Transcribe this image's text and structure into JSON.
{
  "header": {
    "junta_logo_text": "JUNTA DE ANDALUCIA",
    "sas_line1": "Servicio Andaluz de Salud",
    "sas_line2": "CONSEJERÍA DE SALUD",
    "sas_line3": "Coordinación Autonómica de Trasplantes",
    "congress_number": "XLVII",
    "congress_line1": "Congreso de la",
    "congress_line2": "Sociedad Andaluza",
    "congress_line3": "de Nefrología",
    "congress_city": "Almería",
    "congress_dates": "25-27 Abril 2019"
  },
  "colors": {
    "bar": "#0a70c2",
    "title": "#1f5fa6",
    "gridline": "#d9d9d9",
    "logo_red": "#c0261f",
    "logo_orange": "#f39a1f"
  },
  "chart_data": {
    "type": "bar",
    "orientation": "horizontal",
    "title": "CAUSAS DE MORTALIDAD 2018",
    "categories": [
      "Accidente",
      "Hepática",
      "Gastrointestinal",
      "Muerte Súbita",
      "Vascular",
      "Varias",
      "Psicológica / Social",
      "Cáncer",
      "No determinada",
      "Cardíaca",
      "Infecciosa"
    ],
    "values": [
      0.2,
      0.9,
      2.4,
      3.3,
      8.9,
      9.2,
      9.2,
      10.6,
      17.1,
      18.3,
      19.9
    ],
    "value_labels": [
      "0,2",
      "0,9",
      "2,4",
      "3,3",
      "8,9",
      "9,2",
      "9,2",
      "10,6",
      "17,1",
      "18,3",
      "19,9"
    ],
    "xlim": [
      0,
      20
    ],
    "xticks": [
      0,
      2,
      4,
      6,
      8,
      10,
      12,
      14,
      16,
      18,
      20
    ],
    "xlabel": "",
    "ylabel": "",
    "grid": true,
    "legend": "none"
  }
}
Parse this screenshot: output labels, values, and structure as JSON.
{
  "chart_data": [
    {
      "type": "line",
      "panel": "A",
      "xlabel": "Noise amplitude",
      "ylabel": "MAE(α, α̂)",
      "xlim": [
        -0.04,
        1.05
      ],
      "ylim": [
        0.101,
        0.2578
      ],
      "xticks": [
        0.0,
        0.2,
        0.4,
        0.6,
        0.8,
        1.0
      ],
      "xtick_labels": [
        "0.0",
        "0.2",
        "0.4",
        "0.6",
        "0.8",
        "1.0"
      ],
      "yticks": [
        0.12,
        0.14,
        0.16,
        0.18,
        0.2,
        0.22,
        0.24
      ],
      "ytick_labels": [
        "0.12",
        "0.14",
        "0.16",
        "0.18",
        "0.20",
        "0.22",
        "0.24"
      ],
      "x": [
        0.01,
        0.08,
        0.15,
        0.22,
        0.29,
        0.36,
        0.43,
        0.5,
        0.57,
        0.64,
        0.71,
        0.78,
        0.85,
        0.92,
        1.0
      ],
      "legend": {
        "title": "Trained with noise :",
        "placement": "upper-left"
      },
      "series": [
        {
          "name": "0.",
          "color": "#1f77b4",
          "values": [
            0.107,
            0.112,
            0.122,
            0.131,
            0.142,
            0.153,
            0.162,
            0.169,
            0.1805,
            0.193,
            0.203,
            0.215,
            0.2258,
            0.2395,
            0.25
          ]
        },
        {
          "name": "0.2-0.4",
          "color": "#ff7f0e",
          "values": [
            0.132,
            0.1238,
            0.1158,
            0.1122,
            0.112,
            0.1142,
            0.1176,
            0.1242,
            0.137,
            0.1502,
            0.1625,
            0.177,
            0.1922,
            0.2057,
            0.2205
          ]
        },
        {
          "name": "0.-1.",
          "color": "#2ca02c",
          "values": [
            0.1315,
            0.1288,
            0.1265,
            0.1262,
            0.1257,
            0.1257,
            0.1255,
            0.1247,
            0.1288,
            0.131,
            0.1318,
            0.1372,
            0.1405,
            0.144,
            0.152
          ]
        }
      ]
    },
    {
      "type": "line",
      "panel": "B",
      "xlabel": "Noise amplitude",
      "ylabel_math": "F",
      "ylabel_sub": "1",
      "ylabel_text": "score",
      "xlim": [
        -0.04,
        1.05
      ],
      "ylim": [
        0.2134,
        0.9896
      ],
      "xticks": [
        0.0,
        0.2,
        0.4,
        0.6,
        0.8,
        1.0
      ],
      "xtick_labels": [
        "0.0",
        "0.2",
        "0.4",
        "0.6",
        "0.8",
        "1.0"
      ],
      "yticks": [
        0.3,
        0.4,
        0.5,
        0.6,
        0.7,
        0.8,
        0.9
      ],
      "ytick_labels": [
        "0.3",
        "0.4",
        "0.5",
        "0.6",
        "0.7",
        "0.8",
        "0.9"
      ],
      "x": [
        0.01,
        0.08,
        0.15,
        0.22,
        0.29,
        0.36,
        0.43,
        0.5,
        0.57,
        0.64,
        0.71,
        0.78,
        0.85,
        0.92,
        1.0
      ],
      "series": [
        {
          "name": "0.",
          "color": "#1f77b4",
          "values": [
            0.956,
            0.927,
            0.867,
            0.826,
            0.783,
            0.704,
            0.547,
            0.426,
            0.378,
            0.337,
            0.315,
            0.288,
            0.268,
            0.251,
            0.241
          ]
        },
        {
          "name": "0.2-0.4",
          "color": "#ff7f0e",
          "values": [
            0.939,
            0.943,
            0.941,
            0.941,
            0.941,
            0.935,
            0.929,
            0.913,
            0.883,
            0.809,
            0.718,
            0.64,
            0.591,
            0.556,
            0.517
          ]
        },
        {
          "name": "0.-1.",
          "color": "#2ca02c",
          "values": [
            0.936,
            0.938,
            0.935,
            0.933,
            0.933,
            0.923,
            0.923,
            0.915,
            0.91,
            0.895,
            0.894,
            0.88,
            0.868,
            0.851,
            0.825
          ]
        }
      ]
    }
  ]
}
^^^^^^^^
### EXERCISE INSTRUCTIONS
Pick out each line that holds the string "title".

### RIGHT ANSWER
    "title": "#1f5fa6",
    "title": "CAUSAS DE MORTALIDAD 2018",
        "title": "Trained with noise :",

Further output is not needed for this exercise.